══ ページ本文
見出し画像

分断が生む善意による後回しという罪

コロナ、ウクライナ戦争、円安など一連の状況により
酪農業界は結構やばい状態が続いています。

コロナの影響でコンテナ人員不足
円安・日本経済の弱体化で飼料が日本に入らなくなってきた上に、
飼料価格が異常に上がっていて昨年末の20−30%アップとなっています。

酪農にとって飼料代は原価そのものなので
本来その分販売価格を上げて対応しなければなりません。
しかし、酪農家から各組合などへの乳価は変わらないままで
原価が上がった分コスト高・利益が薄くなっている状況です。

原価が上がっているんだから乳価を上げて対応すればいいものの、
なぜ上げられないかというと
昨年から問題になっている「生乳が余っている」から。
これは昨年から今年にかけて大きなニュースになりましたが、
3年前のコロナから蓄積されたもので今に始まったことではありません。
════
══ 記録データ
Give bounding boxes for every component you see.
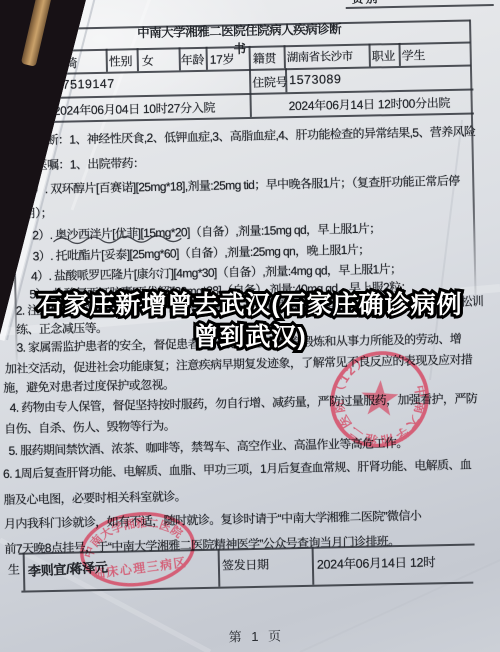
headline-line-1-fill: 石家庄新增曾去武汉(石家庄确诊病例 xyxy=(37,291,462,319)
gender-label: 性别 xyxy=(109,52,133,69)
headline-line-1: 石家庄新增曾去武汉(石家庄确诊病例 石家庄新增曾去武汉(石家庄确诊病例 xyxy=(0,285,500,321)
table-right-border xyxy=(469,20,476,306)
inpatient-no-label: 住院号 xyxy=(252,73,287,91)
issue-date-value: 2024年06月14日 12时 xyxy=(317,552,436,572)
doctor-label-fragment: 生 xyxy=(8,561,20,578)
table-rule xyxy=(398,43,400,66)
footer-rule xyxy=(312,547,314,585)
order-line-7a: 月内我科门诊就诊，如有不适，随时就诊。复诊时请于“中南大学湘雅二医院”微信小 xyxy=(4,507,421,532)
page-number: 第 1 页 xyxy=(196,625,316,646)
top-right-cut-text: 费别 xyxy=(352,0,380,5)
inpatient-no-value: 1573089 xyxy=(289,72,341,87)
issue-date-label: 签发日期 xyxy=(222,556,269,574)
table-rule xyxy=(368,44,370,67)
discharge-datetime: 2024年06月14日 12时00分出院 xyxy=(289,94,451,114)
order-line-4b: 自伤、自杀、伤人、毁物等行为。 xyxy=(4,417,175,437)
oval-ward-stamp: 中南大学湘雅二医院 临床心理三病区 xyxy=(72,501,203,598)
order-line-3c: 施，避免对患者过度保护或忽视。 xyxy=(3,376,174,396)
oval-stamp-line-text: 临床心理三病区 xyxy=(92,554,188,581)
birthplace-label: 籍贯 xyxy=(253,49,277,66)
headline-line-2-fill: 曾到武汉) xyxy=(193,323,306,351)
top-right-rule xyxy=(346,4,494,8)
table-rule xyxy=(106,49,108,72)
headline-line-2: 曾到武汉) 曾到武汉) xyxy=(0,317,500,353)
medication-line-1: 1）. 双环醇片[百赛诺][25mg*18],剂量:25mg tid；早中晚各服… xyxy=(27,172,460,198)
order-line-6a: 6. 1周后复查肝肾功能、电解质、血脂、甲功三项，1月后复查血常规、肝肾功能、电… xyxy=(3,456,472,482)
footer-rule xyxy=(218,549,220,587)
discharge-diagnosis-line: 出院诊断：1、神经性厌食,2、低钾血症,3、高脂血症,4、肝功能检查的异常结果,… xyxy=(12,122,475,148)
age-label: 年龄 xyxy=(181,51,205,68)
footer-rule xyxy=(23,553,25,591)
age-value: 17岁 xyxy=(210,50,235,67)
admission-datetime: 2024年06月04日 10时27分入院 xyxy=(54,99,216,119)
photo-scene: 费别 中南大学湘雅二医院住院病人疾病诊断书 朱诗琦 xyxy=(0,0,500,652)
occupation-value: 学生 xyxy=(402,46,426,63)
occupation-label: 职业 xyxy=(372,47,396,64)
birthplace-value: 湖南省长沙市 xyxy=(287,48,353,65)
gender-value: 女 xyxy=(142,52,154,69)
════
- _やること_
A - 酪農についての本文で、原価が上がっているのに乳価を上げられない理由を、1〜3文で説明すること。
B - 酪農についての本文を、最後の文の後から書き続けること。

- _課題ごとの回答_
A - 乳価を上げられないのは、昨年から問題になっている「生乳が余っている」状況があるからだ。この生乳の余りは3年前のコロナから蓄積されたもので、今に始まったことではない。

B -
これは海外でも同様でコロナで乳製品の需要が落ちた際、
アメリカやヨーロッパでは消費が減った分を生乳廃棄も行い
酪農家は痛みを伴いながらも生産調整を行ってきました

日本の場合、酪農家の生乳は守られました。

生産調整することなく酪農家が痛むことなく
指定団体が生乳を買い続けることができたのです。
酪農家を思っての善意の判断が酪農家を守りました。
生産者も未来の需要増、コロナ復活後のために生産をし続けたのです。

・・・乳製品消費は減っているのに。

問題を後回しにしているに過ぎないのです。
その結果余った生乳で作られるバターや脱脂粉乳の在庫は増え続け
生乳の行き先がなくなっていき、
その度に繰り返される「牛乳飲んでください」キャンペーン。

結局、
コロナ前同様の価格や量で販売し続け、
消費が減った分は消費者に協力を求め2年以上を過ごしてきました。
ここに酪農家の「消費が減っている」ことへの危機感や当事者意識はあったのでししょうか。

我々、森林ノ牧場の場合。
六次産業で直接消費者へ販売し業界団体外で販売する我々も、3年前のコロナから大きなダメージを受けていて、一時期は元の乳製品の消費が8割ほど無くなりました。
そのため色んなことをやりました。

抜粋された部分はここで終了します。